### WHAT THE TASK REQUIRES
State how many lines in the entries below contain "serie". Write nothing but the number.

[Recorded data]
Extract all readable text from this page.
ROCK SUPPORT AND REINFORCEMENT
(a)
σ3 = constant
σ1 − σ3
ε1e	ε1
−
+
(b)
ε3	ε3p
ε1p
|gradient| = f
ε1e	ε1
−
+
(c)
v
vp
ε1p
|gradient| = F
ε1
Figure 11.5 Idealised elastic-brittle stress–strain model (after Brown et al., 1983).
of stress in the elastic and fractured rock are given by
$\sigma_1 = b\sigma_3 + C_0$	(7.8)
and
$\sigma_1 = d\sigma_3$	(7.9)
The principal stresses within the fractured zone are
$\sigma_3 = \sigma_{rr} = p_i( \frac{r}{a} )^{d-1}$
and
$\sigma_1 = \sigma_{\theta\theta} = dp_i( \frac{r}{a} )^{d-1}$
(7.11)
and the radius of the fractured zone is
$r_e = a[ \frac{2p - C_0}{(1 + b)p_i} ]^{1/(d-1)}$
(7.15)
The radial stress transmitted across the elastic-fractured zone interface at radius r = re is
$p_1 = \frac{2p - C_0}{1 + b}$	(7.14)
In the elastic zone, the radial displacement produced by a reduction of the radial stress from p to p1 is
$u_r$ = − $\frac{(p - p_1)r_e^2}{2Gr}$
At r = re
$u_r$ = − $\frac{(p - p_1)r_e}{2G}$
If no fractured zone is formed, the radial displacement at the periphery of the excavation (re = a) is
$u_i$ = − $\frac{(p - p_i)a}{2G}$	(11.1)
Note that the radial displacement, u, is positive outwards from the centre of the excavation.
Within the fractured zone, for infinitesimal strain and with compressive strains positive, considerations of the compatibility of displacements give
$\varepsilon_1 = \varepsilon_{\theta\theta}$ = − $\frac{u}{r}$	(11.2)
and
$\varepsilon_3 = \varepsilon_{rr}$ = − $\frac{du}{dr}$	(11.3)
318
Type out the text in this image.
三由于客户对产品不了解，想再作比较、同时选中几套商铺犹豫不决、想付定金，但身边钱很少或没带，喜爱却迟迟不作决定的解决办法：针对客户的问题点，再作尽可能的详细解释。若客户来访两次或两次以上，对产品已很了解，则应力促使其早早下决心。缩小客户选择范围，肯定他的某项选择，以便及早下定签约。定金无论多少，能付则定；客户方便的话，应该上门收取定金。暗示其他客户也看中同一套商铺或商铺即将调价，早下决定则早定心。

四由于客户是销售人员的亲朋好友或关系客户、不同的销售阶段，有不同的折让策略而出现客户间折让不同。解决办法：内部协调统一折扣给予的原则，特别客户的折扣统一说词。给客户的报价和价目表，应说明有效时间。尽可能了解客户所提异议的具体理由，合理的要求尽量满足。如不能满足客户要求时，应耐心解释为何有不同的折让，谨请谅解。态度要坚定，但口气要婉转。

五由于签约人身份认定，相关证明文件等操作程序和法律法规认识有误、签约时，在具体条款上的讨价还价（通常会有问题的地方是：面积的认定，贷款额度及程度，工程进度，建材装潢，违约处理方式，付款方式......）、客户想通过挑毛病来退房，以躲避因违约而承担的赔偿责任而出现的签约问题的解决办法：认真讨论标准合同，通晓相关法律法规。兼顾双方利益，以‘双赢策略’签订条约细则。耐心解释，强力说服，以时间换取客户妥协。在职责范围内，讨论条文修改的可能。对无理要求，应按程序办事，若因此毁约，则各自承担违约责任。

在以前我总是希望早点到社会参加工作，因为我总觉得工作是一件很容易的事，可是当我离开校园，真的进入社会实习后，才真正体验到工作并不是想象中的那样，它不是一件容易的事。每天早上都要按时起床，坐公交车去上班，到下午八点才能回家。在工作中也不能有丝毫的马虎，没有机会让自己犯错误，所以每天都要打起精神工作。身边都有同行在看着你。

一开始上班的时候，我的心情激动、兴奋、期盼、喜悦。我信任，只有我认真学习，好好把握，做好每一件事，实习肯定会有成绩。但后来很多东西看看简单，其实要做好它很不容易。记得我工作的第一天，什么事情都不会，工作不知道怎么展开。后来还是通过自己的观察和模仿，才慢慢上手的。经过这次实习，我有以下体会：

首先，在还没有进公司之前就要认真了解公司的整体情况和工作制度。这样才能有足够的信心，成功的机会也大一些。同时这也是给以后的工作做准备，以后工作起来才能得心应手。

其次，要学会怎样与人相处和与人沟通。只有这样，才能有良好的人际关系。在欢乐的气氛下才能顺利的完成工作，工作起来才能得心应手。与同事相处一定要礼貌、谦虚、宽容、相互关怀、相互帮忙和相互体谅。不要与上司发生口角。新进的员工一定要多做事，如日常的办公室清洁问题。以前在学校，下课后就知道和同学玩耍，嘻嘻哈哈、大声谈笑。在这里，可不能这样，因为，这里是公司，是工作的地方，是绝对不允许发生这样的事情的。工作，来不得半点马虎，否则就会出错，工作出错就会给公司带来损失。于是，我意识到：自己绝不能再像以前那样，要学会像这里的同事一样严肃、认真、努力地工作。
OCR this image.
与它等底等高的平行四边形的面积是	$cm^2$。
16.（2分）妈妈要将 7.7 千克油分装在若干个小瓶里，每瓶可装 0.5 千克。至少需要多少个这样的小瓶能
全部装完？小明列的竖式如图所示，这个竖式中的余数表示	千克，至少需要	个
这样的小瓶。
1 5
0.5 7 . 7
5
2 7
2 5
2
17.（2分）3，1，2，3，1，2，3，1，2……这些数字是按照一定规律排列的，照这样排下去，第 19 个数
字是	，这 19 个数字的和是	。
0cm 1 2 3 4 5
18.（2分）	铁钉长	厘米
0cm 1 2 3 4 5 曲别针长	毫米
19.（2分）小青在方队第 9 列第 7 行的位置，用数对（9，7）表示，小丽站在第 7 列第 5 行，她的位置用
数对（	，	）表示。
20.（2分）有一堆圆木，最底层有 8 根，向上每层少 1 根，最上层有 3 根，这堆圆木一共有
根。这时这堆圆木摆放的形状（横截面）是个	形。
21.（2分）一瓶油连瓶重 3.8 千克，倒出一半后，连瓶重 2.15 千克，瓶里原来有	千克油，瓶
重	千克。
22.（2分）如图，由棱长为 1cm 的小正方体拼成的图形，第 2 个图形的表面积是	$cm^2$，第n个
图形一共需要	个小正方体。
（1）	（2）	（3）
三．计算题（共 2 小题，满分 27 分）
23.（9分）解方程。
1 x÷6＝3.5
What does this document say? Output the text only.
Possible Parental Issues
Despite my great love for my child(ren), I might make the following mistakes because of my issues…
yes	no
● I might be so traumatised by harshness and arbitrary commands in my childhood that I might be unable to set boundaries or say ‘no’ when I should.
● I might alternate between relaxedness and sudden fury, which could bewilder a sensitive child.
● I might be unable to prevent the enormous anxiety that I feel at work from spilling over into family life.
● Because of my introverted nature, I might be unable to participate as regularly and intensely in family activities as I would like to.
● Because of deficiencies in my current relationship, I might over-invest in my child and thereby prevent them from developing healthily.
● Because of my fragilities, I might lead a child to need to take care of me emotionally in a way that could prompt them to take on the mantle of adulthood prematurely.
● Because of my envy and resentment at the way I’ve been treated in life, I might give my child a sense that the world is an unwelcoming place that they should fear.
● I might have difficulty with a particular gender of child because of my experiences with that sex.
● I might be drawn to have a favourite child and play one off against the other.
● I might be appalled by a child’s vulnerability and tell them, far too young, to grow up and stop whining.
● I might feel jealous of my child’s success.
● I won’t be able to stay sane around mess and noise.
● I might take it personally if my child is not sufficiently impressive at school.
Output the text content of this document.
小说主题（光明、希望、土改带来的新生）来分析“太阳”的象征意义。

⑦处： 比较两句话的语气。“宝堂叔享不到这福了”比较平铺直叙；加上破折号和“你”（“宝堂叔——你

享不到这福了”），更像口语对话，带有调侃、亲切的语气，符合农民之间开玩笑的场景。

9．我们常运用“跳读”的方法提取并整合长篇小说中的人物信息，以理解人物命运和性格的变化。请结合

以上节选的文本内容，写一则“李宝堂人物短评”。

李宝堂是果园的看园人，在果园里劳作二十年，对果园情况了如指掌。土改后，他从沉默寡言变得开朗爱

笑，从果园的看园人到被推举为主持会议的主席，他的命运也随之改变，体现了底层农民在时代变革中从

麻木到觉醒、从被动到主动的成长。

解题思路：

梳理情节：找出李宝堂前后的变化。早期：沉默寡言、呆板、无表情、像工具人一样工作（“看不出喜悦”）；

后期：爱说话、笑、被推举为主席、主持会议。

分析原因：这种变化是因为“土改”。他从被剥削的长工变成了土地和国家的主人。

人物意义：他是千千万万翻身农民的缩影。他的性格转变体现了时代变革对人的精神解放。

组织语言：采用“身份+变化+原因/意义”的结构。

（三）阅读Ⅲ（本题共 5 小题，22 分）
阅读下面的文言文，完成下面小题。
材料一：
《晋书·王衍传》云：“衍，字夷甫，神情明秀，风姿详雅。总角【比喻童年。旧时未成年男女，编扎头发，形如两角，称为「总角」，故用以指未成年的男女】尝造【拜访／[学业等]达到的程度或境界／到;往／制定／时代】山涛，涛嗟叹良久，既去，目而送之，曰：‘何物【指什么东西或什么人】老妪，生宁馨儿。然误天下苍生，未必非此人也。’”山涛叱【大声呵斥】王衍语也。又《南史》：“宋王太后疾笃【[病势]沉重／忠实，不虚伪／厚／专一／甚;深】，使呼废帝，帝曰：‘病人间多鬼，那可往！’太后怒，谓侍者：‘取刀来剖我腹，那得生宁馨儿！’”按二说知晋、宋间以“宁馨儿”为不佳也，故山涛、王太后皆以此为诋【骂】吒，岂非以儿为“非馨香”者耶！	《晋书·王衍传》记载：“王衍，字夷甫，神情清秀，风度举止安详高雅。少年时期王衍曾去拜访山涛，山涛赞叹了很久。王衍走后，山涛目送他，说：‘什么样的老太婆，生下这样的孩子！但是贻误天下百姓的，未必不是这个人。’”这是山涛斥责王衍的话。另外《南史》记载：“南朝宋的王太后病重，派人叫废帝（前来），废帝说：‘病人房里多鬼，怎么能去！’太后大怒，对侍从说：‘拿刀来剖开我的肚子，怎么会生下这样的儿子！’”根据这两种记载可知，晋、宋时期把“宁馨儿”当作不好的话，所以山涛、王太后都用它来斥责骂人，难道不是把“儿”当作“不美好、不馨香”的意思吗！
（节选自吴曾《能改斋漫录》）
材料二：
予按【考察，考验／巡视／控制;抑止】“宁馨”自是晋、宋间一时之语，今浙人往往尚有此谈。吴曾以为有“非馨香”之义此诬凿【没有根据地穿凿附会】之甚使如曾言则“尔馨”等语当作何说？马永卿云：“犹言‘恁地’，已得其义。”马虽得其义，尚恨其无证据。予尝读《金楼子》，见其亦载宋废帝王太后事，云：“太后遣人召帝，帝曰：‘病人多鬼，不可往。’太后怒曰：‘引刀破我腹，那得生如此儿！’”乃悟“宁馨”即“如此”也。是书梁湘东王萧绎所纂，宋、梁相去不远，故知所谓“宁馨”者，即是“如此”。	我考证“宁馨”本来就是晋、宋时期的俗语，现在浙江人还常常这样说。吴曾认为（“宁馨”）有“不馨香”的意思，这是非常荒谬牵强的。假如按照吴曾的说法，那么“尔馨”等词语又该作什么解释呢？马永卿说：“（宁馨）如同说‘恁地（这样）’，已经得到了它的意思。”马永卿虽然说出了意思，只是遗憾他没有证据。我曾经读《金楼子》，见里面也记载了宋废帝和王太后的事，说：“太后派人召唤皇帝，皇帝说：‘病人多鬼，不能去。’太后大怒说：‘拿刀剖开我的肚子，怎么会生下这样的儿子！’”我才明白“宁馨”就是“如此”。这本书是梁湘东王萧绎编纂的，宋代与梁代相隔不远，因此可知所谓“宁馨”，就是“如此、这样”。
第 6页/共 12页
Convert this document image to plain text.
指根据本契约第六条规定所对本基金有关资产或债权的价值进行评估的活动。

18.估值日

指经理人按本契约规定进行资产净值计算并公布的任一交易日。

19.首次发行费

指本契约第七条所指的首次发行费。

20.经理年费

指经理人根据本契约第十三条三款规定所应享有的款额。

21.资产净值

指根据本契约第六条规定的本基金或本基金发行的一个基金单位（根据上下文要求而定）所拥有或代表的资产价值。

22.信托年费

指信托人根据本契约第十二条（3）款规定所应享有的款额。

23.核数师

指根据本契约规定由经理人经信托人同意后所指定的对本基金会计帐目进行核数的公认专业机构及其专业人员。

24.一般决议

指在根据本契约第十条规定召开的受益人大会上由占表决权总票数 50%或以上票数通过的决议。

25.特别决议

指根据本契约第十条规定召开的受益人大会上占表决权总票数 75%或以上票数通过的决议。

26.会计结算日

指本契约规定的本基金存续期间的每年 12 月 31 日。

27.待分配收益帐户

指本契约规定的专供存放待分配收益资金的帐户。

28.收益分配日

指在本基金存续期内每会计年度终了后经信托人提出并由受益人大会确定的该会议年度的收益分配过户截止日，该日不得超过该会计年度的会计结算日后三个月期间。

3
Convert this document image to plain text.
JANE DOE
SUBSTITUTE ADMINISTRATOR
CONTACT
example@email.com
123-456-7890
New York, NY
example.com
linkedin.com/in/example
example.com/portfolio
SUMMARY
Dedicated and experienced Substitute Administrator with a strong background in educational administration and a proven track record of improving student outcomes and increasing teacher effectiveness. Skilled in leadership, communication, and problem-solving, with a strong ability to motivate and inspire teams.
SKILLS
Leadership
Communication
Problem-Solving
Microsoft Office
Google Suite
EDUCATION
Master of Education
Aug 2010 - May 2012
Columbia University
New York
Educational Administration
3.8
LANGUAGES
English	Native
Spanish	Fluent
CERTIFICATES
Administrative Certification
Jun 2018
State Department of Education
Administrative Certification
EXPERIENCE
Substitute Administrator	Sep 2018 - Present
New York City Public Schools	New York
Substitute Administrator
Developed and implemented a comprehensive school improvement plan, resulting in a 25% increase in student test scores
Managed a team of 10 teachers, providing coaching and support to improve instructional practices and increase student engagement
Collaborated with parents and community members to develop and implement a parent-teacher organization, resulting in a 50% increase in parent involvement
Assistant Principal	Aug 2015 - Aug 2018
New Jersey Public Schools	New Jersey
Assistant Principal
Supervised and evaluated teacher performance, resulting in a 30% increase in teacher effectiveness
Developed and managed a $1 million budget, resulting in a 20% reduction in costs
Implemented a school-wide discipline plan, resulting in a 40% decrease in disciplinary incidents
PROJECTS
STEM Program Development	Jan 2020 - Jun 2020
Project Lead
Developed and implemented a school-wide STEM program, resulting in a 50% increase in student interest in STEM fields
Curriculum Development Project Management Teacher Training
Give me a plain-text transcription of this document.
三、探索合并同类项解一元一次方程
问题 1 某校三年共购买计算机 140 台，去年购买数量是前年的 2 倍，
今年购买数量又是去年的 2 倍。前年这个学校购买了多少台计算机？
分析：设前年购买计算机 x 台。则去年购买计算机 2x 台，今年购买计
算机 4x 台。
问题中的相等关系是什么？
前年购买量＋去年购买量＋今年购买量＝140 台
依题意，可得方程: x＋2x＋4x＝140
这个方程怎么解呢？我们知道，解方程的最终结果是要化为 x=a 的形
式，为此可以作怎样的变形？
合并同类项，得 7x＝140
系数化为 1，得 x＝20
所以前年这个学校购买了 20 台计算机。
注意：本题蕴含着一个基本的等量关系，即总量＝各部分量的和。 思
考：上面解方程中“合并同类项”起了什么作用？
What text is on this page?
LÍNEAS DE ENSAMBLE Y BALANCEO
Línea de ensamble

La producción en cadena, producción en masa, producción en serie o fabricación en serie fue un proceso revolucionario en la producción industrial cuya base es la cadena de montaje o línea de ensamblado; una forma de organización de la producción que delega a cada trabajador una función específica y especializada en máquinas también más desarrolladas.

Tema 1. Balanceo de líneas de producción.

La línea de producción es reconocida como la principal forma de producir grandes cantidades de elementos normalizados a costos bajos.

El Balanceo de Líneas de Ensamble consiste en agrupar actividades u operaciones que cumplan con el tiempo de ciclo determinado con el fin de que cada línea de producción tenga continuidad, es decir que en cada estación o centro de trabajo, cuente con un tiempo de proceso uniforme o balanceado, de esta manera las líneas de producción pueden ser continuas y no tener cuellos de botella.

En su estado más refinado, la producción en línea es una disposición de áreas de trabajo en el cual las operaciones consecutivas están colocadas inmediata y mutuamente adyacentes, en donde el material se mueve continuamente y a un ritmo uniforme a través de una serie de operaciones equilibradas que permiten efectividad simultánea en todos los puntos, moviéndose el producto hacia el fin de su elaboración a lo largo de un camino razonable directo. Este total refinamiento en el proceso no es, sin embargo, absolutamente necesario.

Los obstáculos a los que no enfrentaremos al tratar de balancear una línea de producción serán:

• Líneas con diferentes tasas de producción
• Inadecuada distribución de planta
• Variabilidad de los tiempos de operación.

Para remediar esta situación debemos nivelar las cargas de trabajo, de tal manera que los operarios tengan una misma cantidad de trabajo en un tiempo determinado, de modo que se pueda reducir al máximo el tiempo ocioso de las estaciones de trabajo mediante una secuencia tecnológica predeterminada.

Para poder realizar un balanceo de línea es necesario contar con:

### RESPONSE
2